Start of Recorded data
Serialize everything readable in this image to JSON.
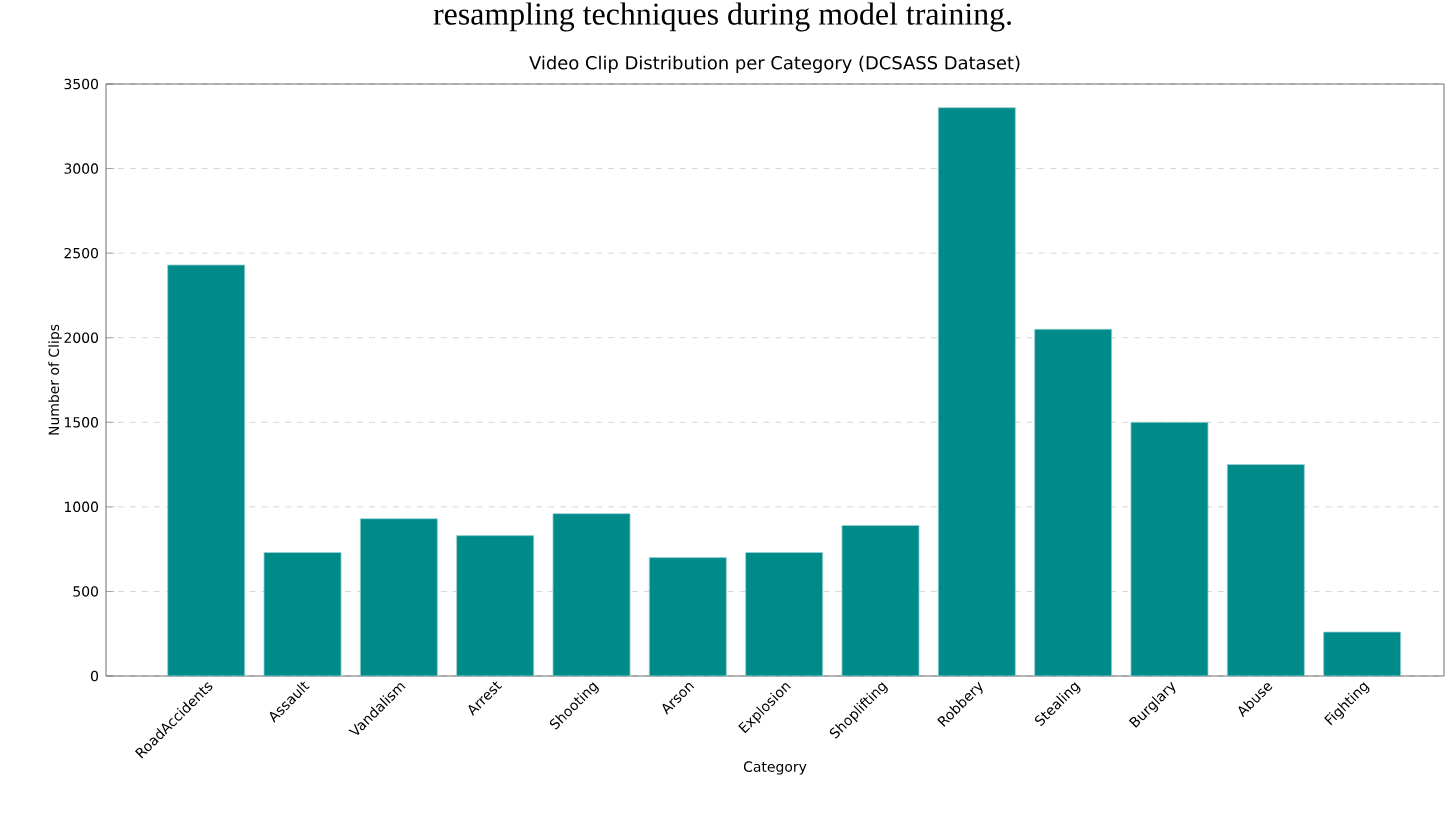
{
  "chart_data": {
    "type": "bar",
    "title": "Video Clip Distribution per Category (DCSASS Dataset)",
    "xlabel": "Category",
    "ylabel": "Number of Clips",
    "annotations": [
      "resampling techniques during model training."
    ],
    "categories": [
      "RoadAccidents",
      "Assault",
      "Vandalism",
      "Arrest",
      "Shooting",
      "Arson",
      "Explosion",
      "Shoplifting",
      "Robbery",
      "Stealing",
      "Burglary",
      "Abuse",
      "Fighting"
    ],
    "values": [
      2430,
      730,
      930,
      830,
      960,
      700,
      730,
      890,
      3360,
      2050,
      1500,
      1250,
      260
    ],
    "color": "#008b8b",
    "ylim": [
      0,
      3500
    ],
    "yticks": [
      0,
      500,
      1000,
      1500,
      2000,
      2500,
      3000,
      3500
    ],
    "grid": "y"
  }
}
End of Recorded data
**Exercise requirements:**
Return every line of the records exactly as given, pictures excluded.

**Correct response:**
Serialize everything readable in this image to JSON.
{
  "chart_data": {
    "type": "bar",
    "title": "Video Clip Distribution per Category (DCSASS Dataset)",
    "xlabel": "Category",
    "ylabel": "Number of Clips",
    "annotations": [
      "resampling techniques during model training."
    ],
    "categories": [
      "RoadAccidents",
      "Assault",
      "Vandalism",
      "Arrest",
      "Shooting",
      "Arson",
      "Explosion",
      "Shoplifting",
      "Robbery",
      "Stealing",
      "Burglary",
      "Abuse",
      "Fighting"
    ],
    "values": [
      2430,
      730,
      930,
      830,
      960,
      700,
      730,
      890,
      3360,
      2050,
      1500,
      1250,
      260
    ],
    "color": "#008b8b",
    "ylim": [
      0,
      3500
    ],
    "yticks": [
      0,
      500,
      1000,
      1500,
      2000,
      2500,
      3000,
      3500
    ],
    "grid": "y"
  }
}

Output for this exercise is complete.